-- start --

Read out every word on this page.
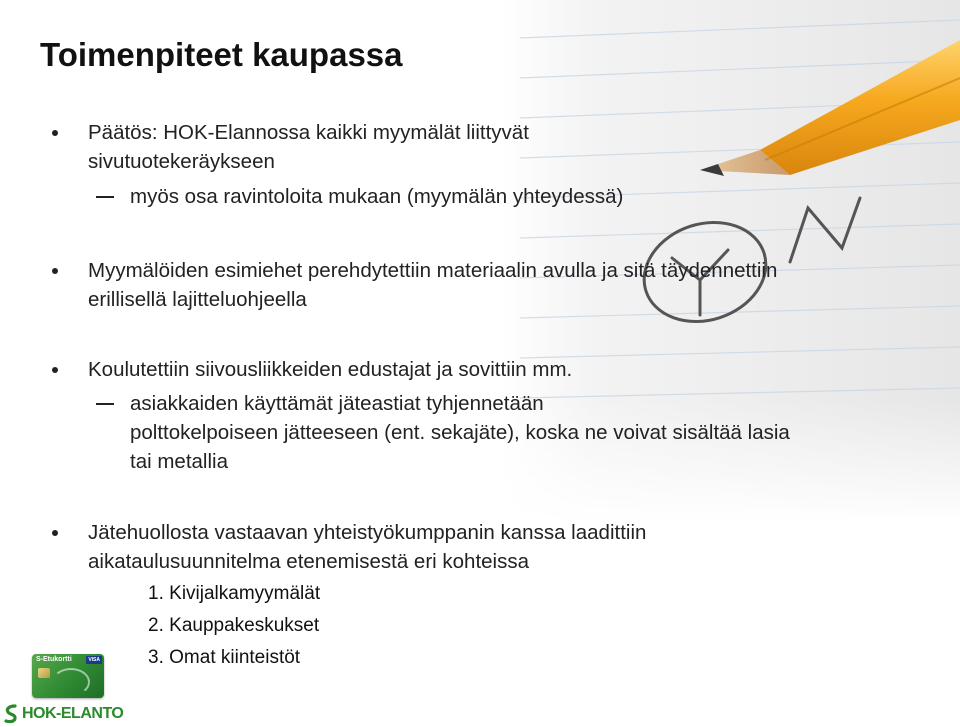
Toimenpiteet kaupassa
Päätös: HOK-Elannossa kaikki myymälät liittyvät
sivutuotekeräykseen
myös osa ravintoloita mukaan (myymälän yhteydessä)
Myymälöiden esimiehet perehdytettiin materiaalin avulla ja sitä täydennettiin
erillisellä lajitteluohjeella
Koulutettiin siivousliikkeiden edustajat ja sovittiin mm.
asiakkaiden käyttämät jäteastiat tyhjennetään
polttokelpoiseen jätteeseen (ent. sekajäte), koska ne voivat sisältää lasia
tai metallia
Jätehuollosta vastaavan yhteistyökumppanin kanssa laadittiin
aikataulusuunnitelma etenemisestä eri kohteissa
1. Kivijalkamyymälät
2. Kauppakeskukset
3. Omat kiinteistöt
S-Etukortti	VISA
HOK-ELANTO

-- end --
-- start --

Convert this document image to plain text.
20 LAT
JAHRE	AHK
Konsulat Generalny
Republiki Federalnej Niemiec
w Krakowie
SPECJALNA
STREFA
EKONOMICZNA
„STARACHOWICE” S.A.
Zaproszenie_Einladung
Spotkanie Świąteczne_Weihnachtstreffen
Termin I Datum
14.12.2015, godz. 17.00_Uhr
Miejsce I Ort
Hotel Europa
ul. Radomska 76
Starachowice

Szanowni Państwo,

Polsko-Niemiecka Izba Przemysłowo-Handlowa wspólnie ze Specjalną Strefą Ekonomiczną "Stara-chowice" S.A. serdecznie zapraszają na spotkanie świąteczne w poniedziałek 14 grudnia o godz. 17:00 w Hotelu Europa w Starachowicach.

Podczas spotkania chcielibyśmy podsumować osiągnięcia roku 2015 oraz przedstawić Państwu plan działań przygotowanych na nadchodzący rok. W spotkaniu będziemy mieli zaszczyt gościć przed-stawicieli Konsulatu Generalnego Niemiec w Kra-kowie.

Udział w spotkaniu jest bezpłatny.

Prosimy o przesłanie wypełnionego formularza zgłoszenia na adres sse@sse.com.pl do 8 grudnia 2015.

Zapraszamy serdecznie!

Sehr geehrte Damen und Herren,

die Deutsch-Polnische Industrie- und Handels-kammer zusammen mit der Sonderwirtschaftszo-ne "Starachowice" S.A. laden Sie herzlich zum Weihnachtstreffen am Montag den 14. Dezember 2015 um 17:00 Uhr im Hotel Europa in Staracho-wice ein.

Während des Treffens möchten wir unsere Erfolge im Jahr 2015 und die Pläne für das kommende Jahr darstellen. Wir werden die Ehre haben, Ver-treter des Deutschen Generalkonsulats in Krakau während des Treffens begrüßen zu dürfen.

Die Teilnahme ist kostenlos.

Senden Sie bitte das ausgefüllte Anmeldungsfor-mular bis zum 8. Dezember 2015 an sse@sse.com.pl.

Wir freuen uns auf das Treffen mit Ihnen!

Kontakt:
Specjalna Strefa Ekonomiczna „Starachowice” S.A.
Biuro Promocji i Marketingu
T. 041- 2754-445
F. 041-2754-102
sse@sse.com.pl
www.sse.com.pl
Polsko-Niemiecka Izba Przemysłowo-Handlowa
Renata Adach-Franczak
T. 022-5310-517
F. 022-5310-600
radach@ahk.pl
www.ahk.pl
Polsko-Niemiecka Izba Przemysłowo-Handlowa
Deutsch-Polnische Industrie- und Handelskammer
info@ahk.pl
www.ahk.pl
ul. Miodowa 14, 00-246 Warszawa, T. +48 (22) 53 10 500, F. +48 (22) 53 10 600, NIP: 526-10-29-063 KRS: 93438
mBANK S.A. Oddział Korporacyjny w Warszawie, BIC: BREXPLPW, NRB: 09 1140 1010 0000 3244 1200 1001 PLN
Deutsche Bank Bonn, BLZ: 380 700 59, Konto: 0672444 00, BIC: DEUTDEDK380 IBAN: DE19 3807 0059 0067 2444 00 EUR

-- end --

— Work required —
Where does the word "grudnia" appear? Return each line that holds it.

— Written answer —
Polsko-Niemiecka Izba Przemysłowo-Handlowa wspólnie ze Specjalną Strefą Ekonomiczną "Stara-chowice" S.A. serdecznie zapraszają na spotkanie świąteczne w poniedziałek 14 grudnia o godz. 17:00 w Hotelu Europa w Starachowicach.
Prosimy o przesłanie wypełnionego formularza zgłoszenia na adres sse@sse.com.pl do 8 grudnia 2015.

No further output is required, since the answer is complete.